Your reply should hold only the lines from the records below where "recherche" occurs.
Start of Block
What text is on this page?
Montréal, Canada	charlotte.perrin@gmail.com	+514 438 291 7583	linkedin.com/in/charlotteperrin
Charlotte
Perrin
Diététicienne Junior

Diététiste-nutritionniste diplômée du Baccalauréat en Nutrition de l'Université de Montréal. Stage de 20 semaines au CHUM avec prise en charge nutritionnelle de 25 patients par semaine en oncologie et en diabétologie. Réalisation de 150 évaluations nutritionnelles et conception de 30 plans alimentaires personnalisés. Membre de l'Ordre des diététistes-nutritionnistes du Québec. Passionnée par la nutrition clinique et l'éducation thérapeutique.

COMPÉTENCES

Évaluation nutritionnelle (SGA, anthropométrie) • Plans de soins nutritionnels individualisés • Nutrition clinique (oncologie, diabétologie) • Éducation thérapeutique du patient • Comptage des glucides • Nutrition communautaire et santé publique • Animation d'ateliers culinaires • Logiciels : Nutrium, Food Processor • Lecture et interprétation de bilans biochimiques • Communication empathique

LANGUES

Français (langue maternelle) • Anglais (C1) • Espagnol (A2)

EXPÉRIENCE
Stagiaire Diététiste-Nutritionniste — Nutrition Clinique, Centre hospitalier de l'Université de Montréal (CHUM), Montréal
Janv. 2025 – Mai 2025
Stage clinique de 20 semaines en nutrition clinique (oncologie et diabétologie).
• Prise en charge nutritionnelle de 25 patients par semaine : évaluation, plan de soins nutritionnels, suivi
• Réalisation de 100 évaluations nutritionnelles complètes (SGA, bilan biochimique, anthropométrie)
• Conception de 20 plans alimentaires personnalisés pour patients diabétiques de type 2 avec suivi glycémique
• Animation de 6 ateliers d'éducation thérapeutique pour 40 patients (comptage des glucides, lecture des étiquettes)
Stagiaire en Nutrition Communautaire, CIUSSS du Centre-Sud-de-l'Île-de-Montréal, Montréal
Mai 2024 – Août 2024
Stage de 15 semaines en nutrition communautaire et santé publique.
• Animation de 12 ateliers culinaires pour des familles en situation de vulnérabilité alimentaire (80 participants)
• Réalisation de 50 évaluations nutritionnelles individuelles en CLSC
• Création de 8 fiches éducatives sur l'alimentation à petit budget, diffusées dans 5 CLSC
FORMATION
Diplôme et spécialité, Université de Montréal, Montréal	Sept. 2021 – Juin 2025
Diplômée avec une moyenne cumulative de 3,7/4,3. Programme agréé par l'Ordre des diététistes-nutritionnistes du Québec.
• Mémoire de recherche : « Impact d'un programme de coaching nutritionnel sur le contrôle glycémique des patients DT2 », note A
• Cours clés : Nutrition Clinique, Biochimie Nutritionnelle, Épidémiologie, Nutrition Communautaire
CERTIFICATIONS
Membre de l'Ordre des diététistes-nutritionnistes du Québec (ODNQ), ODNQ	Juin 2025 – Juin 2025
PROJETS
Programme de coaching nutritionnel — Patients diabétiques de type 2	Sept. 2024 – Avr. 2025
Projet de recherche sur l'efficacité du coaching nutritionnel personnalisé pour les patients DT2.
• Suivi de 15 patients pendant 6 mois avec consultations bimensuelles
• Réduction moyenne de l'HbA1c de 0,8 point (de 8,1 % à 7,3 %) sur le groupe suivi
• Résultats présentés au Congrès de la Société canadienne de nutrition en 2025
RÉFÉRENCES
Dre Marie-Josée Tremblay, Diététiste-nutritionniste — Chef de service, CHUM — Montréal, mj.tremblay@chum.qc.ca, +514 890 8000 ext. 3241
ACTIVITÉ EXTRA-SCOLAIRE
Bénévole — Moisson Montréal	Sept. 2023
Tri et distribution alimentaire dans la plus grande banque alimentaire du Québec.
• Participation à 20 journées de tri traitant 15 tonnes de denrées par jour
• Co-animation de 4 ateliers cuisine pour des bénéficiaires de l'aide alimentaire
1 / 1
End of Block
TASK OUTPUT:
• Mémoire de recherche : « Impact d'un programme de coaching nutritionnel sur le contrôle glycémique des patients DT2 », note A
Projet de recherche sur l'efficacité du coaching nutritionnel personnalisé pour les patients DT2.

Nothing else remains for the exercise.